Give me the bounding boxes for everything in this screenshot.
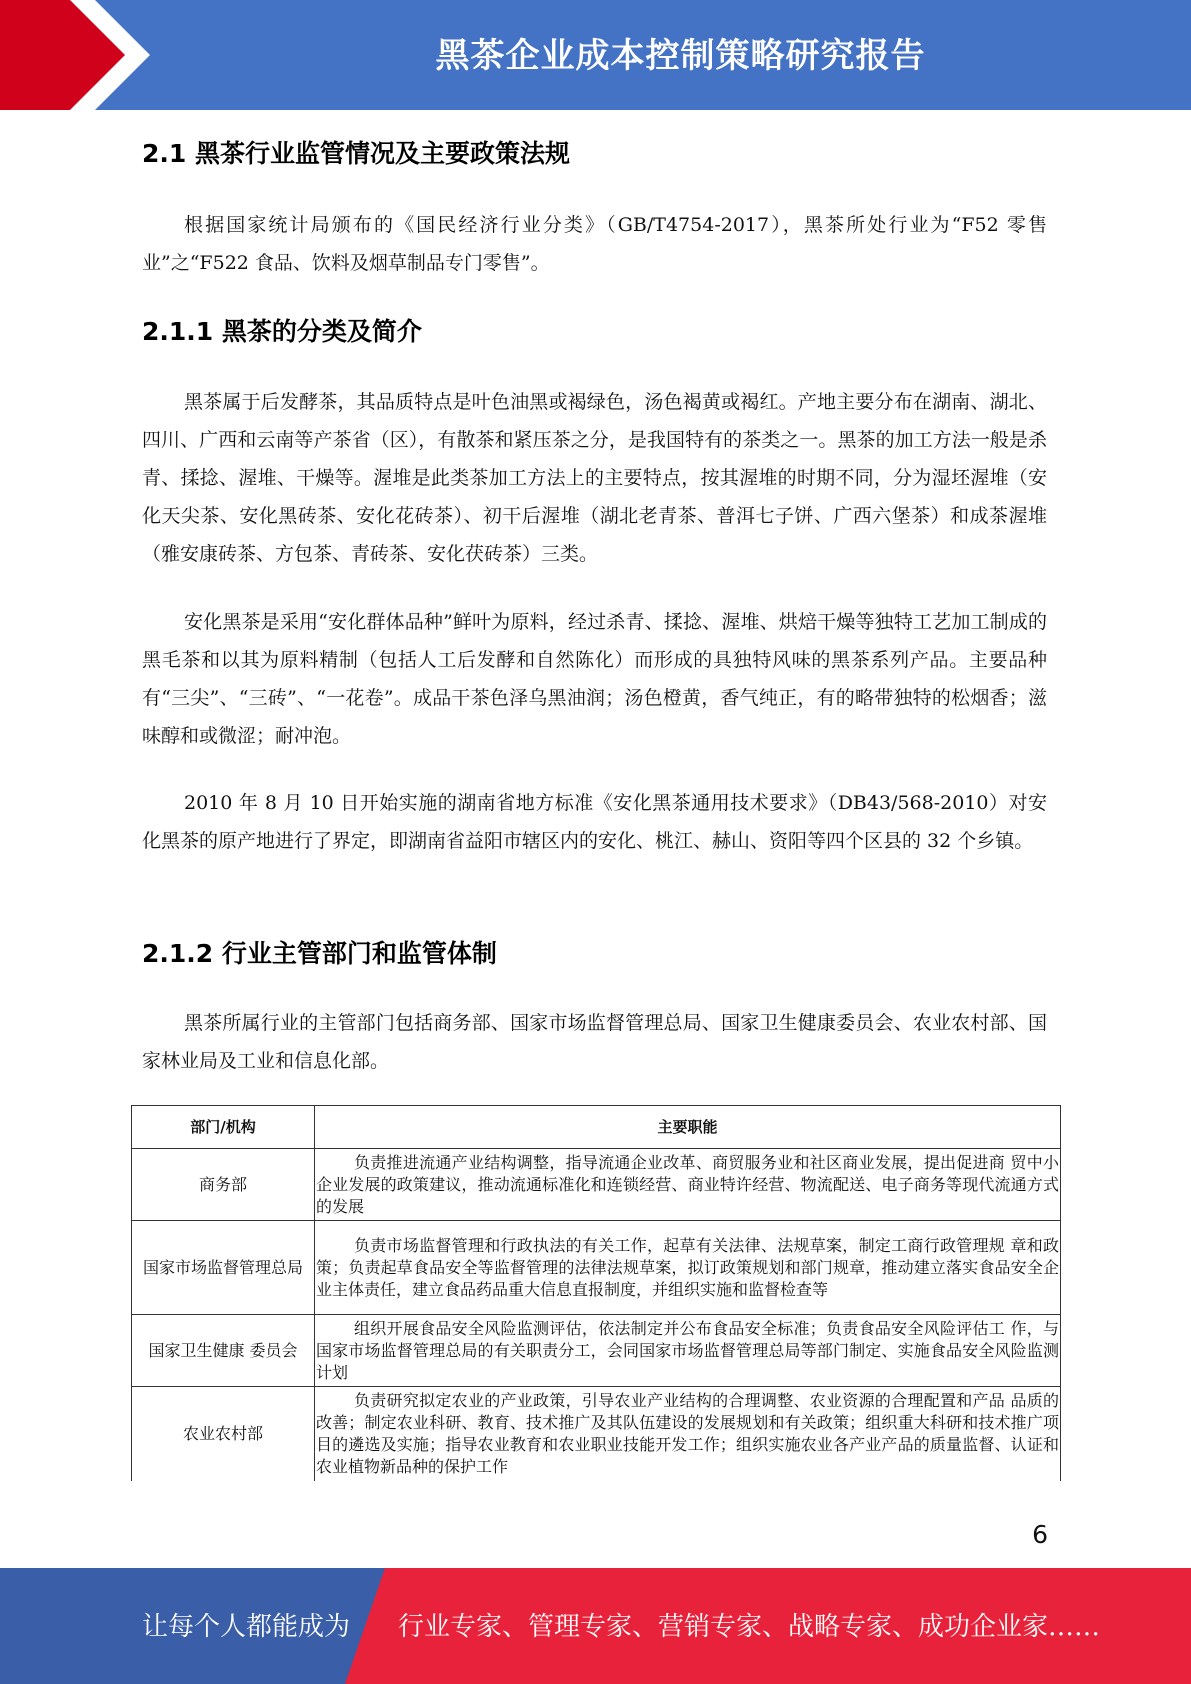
page-number: 6: [1032, 1520, 1048, 1549]
column-header-duties: 主要职能: [315, 1106, 1061, 1149]
department-cell: 国家市场监督管理总局: [132, 1221, 315, 1315]
table-header-row: [132, 1106, 1061, 1149]
table-row: [132, 1315, 1061, 1387]
paragraph-origin-standard: 2010 年 8 月 10 日开始实施的湖南省地方标准《安化黑茶通用技术要求》（DB43/568-2010）对安化黑茶的原产地进行了界定，即湖南省益阳市辖区内的安化、桃江、赫山、资阳等四个区县的 32 个乡镇。: [142, 792, 1047, 852]
paragraph-regulators: 黑茶所属行业的主管部门包括商务部、国家市场监督管理总局、国家卫生健康委员会、农业农村部、国家林业局及工业和信息化部。: [142, 1012, 1047, 1072]
footer-slogan-left: 让每个人都能成为: [142, 1612, 351, 1642]
department-cell: 农业农村部: [132, 1387, 315, 1481]
paragraph-dark-tea-intro: 黑茶属于后发酵茶，其品质特点是叶色油黑或褐绿色，汤色褐黄或褐红。产地主要分布在湖南、湖北、四川、广西和云南等产茶省（区），有散茶和紧压茶之分，是我国特有的茶类之一。黑茶的加工方法一般是杀青、揉捻、渥堆、干燥等。渥堆是此类茶加工方法上的主要特点，按其渥堆的时期不同，分为湿坯渥堆（安化天尖茶、安化黑砖茶、安化花砖茶）、初干后渥堆（湖北老青茶、普洱七子饼、广西六堡茶）和成茶渥堆（雅安康砖茶、方包茶、青砖茶、安化茯砖茶）三类。: [142, 391, 1047, 565]
department-cell: 国家卫生健康 委员会: [132, 1315, 315, 1387]
paragraph-industry-classification: 根据国家统计局颁布的《国民经济行业分类》（GB/T4754-2017），黑茶所处行业为“F52 零售业”之“F522 食品、饮料及烟草制品专门零售”。: [142, 214, 1047, 274]
section-heading-2-1-2: 2.1.2 行业主管部门和监管体制: [142, 939, 497, 968]
table-row: [132, 1387, 1061, 1481]
footer-slogan-right: 行业专家、管理专家、营销专家、战略专家、成功企业家……: [398, 1612, 1101, 1642]
duties-cell: 组织开展食品安全风险监测评估，依法制定并公布食品安全标准；负责食品安全风险评估工 作，与国家市场监督管理总局的有关职责分工，会同国家市场监督管理总局等部门制定、实施食品安全风险监测计划: [315, 1315, 1061, 1387]
section-heading-2-1-1: 2.1.1 黑茶的分类及简介: [142, 317, 422, 346]
header-chevron-decoration: [0, 0, 150, 110]
table-row: [132, 1221, 1061, 1315]
report-title: 黑茶企业成本控制策略研究报告: [435, 36, 926, 76]
column-header-department: 部门/机构: [132, 1106, 315, 1149]
duties-cell: 负责推进流通产业结构调整，指导流通企业改革、商贸服务业和社区商业发展，提出促进商 贸中小企业发展的政策建议，推动流通标准化和连锁经营、商业特许经营、物流配送、电子商务等现代流通方式的发展: [315, 1149, 1061, 1221]
page-header: [0, 0, 1191, 110]
page-footer: [0, 1568, 1191, 1684]
section-heading-2-1: 2.1 黑茶行业监管情况及主要政策法规: [142, 139, 570, 168]
department-cell: 商务部: [132, 1149, 315, 1221]
duties-cell: 负责研究拟定农业的产业政策，引导农业产业结构的合理调整、农业资源的合理配置和产品 品质的改善；制定农业科研、教育、技术推广及其队伍建设的发展规划和有关政策；组织重大科研和技术推广项目的遴选及实施；指导农业教育和农业职业技能开发工作；组织实施农业各产业产品的质量监督、认证和农业植物新品种的保护工作: [315, 1387, 1061, 1481]
regulators-table: [131, 1105, 1061, 1481]
duties-cell: 负责市场监督管理和行政执法的有关工作，起草有关法律、法规草案，制定工商行政管理规 章和政策；负责起草食品安全等监督管理的法律法规草案，拟订政策规划和部门规章，推动建立落实食品安全企业主体责任，建立食品药品重大信息直报制度，并组织实施和监督检查等: [315, 1221, 1061, 1315]
paragraph-anhua-dark-tea: 安化黑茶是采用“安化群体品种”鲜叶为原料，经过杀青、揉捻、渥堆、烘焙干燥等独特工艺加工制成的黑毛茶和以其为原料精制（包括人工后发酵和自然陈化）而形成的具独特风味的黑茶系列产品。主要品种有“三尖”、“三砖”、“一花卷”。成品干茶色泽乌黑油润；汤色橙黄，香气纯正，有的略带独特的松烟香；滋味醇和或微涩；耐冲泡。: [142, 611, 1047, 747]
table-row: [132, 1149, 1061, 1221]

• • • •

Set exercise - Copy every line of the items above word for word, leaving out the pictures.

Answer in full -
Give me the bounding boxes for everything in this screenshot.
page-number: 6: [1032, 1520, 1048, 1549]
column-header-duties: 主要职能: [315, 1106, 1061, 1149]
department-cell: 国家市场监督管理总局: [132, 1221, 315, 1315]
table-header-row: [132, 1106, 1061, 1149]
table-row: [132, 1315, 1061, 1387]
paragraph-origin-standard: 2010 年 8 月 10 日开始实施的湖南省地方标准《安化黑茶通用技术要求》（DB43/568-2010）对安化黑茶的原产地进行了界定，即湖南省益阳市辖区内的安化、桃江、赫山、资阳等四个区县的 32 个乡镇。: [142, 792, 1047, 852]
paragraph-regulators: 黑茶所属行业的主管部门包括商务部、国家市场监督管理总局、国家卫生健康委员会、农业农村部、国家林业局及工业和信息化部。: [142, 1012, 1047, 1072]
footer-slogan-left: 让每个人都能成为: [142, 1612, 351, 1642]
department-cell: 农业农村部: [132, 1387, 315, 1481]
paragraph-dark-tea-intro: 黑茶属于后发酵茶，其品质特点是叶色油黑或褐绿色，汤色褐黄或褐红。产地主要分布在湖南、湖北、四川、广西和云南等产茶省（区），有散茶和紧压茶之分，是我国特有的茶类之一。黑茶的加工方法一般是杀青、揉捻、渥堆、干燥等。渥堆是此类茶加工方法上的主要特点，按其渥堆的时期不同，分为湿坯渥堆（安化天尖茶、安化黑砖茶、安化花砖茶）、初干后渥堆（湖北老青茶、普洱七子饼、广西六堡茶）和成茶渥堆（雅安康砖茶、方包茶、青砖茶、安化茯砖茶）三类。: [142, 391, 1047, 565]
department-cell: 国家卫生健康 委员会: [132, 1315, 315, 1387]
paragraph-industry-classification: 根据国家统计局颁布的《国民经济行业分类》（GB/T4754-2017），黑茶所处行业为“F52 零售业”之“F522 食品、饮料及烟草制品专门零售”。: [142, 214, 1047, 274]
section-heading-2-1-2: 2.1.2 行业主管部门和监管体制: [142, 939, 497, 968]
table-row: [132, 1387, 1061, 1481]
footer-slogan-right: 行业专家、管理专家、营销专家、战略专家、成功企业家……: [398, 1612, 1101, 1642]
duties-cell: 组织开展食品安全风险监测评估，依法制定并公布食品安全标准；负责食品安全风险评估工 作，与国家市场监督管理总局的有关职责分工，会同国家市场监督管理总局等部门制定、实施食品安全风险监测计划: [315, 1315, 1061, 1387]
section-heading-2-1-1: 2.1.1 黑茶的分类及简介: [142, 317, 422, 346]
header-chevron-decoration: [0, 0, 150, 110]
table-row: [132, 1221, 1061, 1315]
report-title: 黑茶企业成本控制策略研究报告: [435, 36, 926, 76]
column-header-department: 部门/机构: [132, 1106, 315, 1149]
duties-cell: 负责推进流通产业结构调整，指导流通企业改革、商贸服务业和社区商业发展，提出促进商 贸中小企业发展的政策建议，推动流通标准化和连锁经营、商业特许经营、物流配送、电子商务等现代流通方式的发展: [315, 1149, 1061, 1221]
page-header: [0, 0, 1191, 110]
page-footer: [0, 1568, 1191, 1684]
section-heading-2-1: 2.1 黑茶行业监管情况及主要政策法规: [142, 139, 570, 168]
department-cell: 商务部: [132, 1149, 315, 1221]
duties-cell: 负责研究拟定农业的产业政策，引导农业产业结构的合理调整、农业资源的合理配置和产品 品质的改善；制定农业科研、教育、技术推广及其队伍建设的发展规划和有关政策；组织重大科研和技术推广项目的遴选及实施；指导农业教育和农业职业技能开发工作；组织实施农业各产业产品的质量监督、认证和农业植物新品种的保护工作: [315, 1387, 1061, 1481]
regulators-table: [131, 1105, 1061, 1481]
duties-cell: 负责市场监督管理和行政执法的有关工作，起草有关法律、法规草案，制定工商行政管理规 章和政策；负责起草食品安全等监督管理的法律法规草案，拟订政策规划和部门规章，推动建立落实食品安全企业主体责任，建立食品药品重大信息直报制度，并组织实施和监督检查等: [315, 1221, 1061, 1315]
paragraph-anhua-dark-tea: 安化黑茶是采用“安化群体品种”鲜叶为原料，经过杀青、揉捻、渥堆、烘焙干燥等独特工艺加工制成的黑毛茶和以其为原料精制（包括人工后发酵和自然陈化）而形成的具独特风味的黑茶系列产品。主要品种有“三尖”、“三砖”、“一花卷”。成品干茶色泽乌黑油润；汤色橙黄，香气纯正，有的略带独特的松烟香；滋味醇和或微涩；耐冲泡。: [142, 611, 1047, 747]
table-row: [132, 1149, 1061, 1221]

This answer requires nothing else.